REQUIRED WORK »
Of all the lines here, how many include the string "heart"? Answer with the number only.

# Start of INFORMATION PROVIDED

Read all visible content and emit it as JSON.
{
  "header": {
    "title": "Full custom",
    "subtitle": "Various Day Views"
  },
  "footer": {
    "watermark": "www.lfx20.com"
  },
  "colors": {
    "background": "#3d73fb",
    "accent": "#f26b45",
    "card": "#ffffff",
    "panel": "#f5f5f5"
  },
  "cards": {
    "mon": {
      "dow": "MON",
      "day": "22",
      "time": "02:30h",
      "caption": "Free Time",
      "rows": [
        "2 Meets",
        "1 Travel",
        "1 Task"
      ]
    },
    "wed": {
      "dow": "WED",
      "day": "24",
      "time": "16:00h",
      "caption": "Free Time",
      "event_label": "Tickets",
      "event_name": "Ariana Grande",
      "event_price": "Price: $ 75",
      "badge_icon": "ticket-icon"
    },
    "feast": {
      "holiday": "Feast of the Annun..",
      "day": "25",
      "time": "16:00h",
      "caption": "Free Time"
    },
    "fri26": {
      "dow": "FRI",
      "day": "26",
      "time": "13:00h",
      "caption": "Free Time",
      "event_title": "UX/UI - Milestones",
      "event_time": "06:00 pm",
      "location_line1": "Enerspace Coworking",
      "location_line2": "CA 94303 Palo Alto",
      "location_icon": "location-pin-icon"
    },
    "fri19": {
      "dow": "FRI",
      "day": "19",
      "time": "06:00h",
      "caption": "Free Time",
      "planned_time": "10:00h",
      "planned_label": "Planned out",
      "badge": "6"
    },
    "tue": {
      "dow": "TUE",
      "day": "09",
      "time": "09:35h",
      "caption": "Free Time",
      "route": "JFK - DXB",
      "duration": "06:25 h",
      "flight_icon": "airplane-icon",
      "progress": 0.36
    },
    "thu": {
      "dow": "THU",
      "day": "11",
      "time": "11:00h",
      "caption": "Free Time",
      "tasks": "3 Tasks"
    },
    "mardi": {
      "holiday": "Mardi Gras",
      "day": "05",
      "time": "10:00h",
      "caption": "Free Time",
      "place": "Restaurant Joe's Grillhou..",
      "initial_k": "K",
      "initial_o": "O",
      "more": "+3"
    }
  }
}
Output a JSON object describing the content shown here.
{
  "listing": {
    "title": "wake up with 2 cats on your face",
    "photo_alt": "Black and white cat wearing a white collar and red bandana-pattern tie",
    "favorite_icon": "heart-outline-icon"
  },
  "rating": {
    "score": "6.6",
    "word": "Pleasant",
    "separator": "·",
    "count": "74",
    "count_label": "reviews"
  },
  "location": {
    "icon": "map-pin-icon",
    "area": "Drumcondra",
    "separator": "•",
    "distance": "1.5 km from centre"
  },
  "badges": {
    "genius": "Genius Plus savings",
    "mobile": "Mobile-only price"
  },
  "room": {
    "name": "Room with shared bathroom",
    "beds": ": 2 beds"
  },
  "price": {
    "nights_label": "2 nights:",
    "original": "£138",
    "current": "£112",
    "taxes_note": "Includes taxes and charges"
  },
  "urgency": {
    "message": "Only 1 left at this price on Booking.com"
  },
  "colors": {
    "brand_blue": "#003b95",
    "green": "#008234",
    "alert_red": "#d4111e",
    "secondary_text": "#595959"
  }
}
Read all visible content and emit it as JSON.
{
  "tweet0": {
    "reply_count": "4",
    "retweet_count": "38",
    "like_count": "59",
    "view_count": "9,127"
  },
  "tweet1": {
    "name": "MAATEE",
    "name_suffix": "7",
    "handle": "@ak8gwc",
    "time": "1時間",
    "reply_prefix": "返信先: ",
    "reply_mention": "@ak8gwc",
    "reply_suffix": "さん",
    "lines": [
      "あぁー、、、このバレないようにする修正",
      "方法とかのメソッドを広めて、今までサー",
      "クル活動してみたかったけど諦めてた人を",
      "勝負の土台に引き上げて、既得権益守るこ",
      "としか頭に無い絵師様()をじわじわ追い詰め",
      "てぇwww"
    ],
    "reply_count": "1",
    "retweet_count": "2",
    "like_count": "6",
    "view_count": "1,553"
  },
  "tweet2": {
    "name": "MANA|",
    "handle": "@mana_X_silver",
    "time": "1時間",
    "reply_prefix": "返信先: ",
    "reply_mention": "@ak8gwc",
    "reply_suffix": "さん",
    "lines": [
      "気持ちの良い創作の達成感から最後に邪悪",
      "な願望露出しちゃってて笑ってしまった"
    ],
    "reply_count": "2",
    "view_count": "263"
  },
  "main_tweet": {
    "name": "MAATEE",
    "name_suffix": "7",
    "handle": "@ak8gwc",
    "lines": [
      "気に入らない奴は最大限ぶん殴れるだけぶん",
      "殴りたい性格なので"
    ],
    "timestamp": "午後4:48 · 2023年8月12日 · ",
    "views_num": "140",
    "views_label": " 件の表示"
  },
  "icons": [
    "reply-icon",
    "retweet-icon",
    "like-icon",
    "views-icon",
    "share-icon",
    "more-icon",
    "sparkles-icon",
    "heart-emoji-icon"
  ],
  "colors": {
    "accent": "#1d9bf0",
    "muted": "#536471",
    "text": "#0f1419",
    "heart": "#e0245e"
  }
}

# End of INFORMATION PROVIDED

OUTPUT »
3